What the task requires – Filter the entries below, keeping only lines with the word "counts".

Given records –

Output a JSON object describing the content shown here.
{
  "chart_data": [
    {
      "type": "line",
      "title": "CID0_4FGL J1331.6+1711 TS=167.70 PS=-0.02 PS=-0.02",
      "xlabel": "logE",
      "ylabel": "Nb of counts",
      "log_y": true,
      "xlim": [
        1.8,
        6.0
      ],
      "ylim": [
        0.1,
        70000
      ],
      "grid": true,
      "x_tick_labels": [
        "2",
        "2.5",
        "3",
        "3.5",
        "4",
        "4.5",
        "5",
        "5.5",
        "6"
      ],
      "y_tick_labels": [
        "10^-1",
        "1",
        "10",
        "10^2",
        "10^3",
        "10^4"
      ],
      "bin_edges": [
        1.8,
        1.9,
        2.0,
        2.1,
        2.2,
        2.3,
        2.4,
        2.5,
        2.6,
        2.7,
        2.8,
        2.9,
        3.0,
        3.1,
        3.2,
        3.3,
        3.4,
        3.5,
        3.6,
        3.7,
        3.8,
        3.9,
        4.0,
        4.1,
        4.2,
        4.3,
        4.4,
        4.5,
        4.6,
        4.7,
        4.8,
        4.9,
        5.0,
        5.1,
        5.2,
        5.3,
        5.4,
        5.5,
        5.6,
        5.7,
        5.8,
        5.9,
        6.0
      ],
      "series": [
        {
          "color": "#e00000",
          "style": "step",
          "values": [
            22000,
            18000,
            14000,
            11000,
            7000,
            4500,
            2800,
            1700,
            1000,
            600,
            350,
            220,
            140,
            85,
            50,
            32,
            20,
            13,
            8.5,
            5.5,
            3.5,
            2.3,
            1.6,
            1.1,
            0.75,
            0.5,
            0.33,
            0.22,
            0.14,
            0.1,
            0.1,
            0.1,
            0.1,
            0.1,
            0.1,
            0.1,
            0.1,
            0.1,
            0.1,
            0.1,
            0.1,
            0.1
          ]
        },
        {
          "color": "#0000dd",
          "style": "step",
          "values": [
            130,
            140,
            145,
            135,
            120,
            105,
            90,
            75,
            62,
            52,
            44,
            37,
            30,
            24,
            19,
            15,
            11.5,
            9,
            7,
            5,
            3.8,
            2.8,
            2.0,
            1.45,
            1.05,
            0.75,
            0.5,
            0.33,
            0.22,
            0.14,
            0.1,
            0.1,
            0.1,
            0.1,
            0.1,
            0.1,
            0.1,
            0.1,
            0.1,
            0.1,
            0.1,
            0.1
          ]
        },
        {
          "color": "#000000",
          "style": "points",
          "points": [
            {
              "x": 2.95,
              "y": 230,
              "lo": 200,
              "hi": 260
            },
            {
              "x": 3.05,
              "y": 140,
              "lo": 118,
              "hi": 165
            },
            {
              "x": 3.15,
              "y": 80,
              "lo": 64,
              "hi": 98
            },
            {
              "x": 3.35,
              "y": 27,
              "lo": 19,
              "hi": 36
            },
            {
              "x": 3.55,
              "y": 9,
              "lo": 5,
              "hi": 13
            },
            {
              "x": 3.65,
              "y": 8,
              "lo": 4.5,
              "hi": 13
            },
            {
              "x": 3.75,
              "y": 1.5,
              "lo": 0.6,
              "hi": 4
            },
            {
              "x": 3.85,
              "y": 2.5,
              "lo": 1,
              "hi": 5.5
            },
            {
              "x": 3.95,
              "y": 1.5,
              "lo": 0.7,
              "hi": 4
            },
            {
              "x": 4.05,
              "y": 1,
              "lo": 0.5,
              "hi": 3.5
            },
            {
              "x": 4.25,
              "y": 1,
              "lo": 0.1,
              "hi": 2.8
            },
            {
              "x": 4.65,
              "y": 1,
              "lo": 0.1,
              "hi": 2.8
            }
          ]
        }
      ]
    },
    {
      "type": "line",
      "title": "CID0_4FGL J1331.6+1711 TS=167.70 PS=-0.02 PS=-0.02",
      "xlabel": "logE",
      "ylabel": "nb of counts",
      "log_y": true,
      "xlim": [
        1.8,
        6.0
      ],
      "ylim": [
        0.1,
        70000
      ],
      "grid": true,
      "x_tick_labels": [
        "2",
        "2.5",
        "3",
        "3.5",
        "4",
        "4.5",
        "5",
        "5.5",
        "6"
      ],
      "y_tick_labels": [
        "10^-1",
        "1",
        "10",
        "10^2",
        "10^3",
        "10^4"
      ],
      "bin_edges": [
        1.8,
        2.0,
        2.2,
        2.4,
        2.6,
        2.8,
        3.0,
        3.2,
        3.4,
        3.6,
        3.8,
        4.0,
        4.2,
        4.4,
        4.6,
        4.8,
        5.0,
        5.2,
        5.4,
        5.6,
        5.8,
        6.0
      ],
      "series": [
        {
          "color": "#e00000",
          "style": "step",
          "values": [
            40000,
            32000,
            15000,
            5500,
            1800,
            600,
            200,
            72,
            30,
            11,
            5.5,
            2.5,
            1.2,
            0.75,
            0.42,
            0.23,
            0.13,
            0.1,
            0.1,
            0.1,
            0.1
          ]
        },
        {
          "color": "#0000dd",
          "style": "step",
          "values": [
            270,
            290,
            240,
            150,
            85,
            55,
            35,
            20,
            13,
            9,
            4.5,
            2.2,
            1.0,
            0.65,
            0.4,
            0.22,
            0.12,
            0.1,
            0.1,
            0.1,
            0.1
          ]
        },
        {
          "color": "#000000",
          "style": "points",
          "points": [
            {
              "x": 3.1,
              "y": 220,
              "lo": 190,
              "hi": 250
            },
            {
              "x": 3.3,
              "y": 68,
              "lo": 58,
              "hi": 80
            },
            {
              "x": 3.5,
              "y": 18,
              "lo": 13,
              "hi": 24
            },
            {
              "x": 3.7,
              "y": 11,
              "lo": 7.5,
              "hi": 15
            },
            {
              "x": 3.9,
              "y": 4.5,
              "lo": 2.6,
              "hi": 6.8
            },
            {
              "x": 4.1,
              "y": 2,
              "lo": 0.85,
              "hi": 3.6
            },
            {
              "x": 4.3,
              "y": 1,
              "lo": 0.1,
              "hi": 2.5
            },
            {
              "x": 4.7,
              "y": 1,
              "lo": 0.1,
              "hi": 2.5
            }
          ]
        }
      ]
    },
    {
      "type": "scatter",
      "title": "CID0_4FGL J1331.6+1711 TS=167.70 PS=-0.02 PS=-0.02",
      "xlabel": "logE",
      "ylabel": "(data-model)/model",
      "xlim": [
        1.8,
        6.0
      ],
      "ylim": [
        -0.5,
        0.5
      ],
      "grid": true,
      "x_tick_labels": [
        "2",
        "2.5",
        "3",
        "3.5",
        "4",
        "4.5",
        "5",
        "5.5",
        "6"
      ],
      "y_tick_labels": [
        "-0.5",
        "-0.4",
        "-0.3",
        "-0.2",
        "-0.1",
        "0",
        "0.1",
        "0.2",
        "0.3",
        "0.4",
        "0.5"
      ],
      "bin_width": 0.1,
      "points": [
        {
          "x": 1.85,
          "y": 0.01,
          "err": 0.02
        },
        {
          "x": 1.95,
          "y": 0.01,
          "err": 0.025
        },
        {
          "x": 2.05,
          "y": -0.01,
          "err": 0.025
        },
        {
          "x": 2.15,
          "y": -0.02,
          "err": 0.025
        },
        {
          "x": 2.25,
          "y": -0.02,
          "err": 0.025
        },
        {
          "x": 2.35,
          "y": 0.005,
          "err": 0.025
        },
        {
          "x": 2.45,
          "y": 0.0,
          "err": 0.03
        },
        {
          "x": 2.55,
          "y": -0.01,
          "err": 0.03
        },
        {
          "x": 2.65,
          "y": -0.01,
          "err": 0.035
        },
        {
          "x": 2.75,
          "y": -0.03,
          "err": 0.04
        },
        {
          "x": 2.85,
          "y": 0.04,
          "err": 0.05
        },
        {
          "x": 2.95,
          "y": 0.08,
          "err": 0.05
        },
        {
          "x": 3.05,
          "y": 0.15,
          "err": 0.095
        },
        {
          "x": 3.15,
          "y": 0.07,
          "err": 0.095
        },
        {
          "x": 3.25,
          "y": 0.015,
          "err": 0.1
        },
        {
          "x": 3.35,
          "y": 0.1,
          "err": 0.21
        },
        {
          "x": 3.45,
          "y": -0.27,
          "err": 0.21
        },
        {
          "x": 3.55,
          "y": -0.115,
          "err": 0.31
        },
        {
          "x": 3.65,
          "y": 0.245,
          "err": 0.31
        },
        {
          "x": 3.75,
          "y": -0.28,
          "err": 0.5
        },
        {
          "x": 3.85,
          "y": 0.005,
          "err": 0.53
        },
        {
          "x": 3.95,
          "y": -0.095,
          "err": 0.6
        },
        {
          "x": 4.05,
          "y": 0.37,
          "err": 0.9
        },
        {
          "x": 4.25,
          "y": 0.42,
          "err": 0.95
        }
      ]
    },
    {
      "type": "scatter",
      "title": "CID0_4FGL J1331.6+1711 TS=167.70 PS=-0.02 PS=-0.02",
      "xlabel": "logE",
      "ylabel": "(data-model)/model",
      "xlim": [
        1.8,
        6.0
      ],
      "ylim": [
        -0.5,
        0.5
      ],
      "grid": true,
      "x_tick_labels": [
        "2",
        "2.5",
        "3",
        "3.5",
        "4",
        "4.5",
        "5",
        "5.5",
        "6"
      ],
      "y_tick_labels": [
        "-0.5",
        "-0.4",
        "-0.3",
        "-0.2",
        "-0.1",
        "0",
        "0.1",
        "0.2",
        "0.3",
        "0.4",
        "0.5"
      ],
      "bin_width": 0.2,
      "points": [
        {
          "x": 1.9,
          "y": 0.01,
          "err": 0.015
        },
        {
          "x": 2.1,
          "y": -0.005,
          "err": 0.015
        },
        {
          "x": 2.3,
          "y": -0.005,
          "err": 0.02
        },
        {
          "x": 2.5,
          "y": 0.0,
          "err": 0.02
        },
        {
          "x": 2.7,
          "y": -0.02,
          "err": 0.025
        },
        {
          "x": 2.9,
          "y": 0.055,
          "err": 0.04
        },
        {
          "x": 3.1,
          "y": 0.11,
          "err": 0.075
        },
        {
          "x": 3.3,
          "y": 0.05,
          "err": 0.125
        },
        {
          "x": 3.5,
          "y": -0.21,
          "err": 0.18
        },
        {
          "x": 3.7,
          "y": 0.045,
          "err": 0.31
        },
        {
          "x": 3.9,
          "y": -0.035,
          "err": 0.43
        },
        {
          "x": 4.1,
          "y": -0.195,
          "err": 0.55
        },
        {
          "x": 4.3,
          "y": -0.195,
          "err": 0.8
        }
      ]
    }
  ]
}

Reply –
      "ylabel": "Nb of counts",
      "ylabel": "nb of counts",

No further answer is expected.